PAGE EXCERPT Block Start

Haven't tried the #OPT option...

And as for the large "switch" statement, I can't really do this as the returned data from the modem is plain readable text... so unless there's a better way to do this or some programming trick I am not aware of (very possible!)... At the moment, I test each message against the real message like this:

if( strncmp( BaseMessage, "+CPING", 6 ) == 0 )
{
// do something;
// return;
}

if( strncmp( BaseMessage, "+CFTPSSTART", 11 ) == 0 )
{
// do something;
// return;
}

if( strncmp( BaseMessage, "+NETOPEN", 11 ) == 0 )
{
// do something;
// return;
}

if( strncmp( BaseMessage, "RING", 11 ) == 0 )
{
// do something;
// return;
}

if( strncmp( BaseMessage, "MISSED_CALL", 11 ) == 0 )
{
// do something;
// return;
}


I mean, this has been working for years and as soon as the proper message is found, it runs the code inside that 'if' then exits the function immediately and doesn't need to check the remaining messages.

PAGE EXCERPT Block End
STUDY MATERIAL Block Start

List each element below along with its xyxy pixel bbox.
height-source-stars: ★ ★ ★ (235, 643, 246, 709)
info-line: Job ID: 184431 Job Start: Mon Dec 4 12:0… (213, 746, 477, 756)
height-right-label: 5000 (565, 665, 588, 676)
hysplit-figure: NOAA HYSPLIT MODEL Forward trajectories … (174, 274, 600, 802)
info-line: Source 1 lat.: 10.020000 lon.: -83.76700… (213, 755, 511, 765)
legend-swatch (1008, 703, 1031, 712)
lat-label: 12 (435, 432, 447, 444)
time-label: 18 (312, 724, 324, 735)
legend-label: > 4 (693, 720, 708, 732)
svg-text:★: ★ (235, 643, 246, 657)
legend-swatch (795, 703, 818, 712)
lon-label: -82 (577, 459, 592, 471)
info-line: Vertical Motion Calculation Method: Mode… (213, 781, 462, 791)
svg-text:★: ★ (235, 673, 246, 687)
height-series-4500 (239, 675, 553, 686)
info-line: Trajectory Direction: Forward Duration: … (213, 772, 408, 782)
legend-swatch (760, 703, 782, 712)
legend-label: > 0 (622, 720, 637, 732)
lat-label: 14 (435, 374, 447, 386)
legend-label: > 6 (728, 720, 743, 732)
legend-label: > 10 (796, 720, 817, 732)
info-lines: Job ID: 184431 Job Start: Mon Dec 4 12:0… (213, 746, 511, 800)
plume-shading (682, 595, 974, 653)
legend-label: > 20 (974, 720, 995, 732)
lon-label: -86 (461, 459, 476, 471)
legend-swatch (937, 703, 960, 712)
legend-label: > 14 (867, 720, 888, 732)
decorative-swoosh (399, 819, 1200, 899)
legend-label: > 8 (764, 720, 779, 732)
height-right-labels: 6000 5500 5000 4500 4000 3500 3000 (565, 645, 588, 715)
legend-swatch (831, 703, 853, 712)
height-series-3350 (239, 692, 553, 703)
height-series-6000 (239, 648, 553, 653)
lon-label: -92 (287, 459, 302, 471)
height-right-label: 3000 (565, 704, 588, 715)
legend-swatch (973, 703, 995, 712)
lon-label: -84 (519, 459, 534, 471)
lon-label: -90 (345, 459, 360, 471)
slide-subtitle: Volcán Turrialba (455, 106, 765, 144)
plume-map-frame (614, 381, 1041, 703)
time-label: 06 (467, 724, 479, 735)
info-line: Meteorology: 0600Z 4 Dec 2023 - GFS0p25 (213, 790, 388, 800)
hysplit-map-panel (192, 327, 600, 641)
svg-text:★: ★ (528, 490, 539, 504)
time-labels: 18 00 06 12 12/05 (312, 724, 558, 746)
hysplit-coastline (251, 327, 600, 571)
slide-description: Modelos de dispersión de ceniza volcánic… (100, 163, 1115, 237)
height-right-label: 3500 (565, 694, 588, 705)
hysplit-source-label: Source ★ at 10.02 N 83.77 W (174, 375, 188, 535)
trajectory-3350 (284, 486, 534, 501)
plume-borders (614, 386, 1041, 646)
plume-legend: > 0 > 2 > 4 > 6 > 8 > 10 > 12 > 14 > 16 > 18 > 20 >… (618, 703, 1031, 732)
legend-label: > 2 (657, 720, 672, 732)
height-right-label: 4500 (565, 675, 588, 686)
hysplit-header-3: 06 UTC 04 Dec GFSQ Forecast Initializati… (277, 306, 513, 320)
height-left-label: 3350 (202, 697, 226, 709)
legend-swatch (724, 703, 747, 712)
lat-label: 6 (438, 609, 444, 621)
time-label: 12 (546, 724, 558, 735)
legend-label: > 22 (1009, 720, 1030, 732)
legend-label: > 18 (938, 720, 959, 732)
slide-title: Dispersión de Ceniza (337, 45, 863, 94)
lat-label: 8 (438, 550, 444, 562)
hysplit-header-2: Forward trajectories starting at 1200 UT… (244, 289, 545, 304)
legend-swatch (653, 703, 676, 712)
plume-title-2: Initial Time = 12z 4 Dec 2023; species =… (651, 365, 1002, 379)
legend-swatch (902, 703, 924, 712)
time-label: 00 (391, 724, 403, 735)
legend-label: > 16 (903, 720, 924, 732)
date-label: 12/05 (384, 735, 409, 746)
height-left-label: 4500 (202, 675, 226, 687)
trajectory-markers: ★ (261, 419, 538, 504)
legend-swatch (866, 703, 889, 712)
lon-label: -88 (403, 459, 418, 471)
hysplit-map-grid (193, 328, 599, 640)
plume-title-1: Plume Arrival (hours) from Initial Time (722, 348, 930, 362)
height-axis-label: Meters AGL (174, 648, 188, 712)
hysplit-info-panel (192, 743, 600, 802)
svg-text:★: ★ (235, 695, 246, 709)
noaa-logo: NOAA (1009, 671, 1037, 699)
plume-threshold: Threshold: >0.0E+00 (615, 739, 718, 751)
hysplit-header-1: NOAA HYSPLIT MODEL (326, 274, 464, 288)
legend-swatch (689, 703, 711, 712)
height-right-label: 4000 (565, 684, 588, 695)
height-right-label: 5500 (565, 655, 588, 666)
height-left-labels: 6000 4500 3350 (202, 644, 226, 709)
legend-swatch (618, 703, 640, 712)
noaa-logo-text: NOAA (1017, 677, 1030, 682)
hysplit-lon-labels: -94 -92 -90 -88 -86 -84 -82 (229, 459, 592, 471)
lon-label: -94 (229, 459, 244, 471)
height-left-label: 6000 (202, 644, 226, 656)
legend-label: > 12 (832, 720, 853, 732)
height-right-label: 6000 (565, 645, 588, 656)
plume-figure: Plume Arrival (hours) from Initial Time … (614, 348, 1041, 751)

STUDY MATERIAL Block End

§ REQUIRED WORK
1. Please set down the stretch of the modem message post from "I mean, this" through "the remaining messages.", copying it word for word.
2. List every string that the modem message post's code compares BaseMessage against.

§ TASK-BY-TASK RESULTS
1.
I mean, this has been working for years and as soon as the proper message is found, it runs the code inside that 'if' then exits the function immediately and doesn't need to check the remaining messages.

2. "+CPING", "+CFTPSSTART", "+NETOPEN", "RING", "MISSED_CALL"